**Problem to solve**
Nothing may be dropped or altered: reproduce all the data.

[Stored dataset items]

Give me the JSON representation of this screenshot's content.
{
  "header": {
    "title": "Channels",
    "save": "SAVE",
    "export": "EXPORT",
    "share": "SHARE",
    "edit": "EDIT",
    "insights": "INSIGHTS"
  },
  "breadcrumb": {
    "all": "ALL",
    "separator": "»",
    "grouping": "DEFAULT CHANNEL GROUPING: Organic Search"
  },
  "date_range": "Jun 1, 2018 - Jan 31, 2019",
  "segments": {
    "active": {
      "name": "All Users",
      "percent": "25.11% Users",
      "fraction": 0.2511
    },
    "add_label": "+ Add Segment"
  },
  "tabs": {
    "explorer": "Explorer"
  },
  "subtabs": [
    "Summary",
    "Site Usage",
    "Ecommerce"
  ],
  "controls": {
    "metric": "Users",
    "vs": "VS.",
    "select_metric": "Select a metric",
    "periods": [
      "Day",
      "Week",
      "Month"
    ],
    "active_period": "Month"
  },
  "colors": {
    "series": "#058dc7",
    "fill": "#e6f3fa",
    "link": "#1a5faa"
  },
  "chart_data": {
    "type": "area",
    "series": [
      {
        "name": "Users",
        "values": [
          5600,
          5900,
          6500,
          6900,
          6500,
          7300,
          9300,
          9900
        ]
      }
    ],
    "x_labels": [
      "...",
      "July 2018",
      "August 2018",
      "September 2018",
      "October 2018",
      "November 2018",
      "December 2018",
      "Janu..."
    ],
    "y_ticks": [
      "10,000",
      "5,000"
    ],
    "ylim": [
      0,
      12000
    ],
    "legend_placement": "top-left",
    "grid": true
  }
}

**The response**
Give me the JSON representation of this screenshot's content.
{
  "header": {
    "title": "Channels",
    "save": "SAVE",
    "export": "EXPORT",
    "share": "SHARE",
    "edit": "EDIT",
    "insights": "INSIGHTS"
  },
  "breadcrumb": {
    "all": "ALL",
    "separator": "»",
    "grouping": "DEFAULT CHANNEL GROUPING: Organic Search"
  },
  "date_range": "Jun 1, 2018 - Jan 31, 2019",
  "segments": {
    "active": {
      "name": "All Users",
      "percent": "25.11% Users",
      "fraction": 0.2511
    },
    "add_label": "+ Add Segment"
  },
  "tabs": {
    "explorer": "Explorer"
  },
  "subtabs": [
    "Summary",
    "Site Usage",
    "Ecommerce"
  ],
  "controls": {
    "metric": "Users",
    "vs": "VS.",
    "select_metric": "Select a metric",
    "periods": [
      "Day",
      "Week",
      "Month"
    ],
    "active_period": "Month"
  },
  "colors": {
    "series": "#058dc7",
    "fill": "#e6f3fa",
    "link": "#1a5faa"
  },
  "chart_data": {
    "type": "area",
    "series": [
      {
        "name": "Users",
        "values": [
          5600,
          5900,
          6500,
          6900,
          6500,
          7300,
          9300,
          9900
        ]
      }
    ],
    "x_labels": [
      "...",
      "July 2018",
      "August 2018",
      "September 2018",
      "October 2018",
      "November 2018",
      "December 2018",
      "Janu..."
    ],
    "y_ticks": [
      "10,000",
      "5,000"
    ],
    "ylim": [
      0,
      12000
    ],
    "legend_placement": "top-left",
    "grid": true
  }
}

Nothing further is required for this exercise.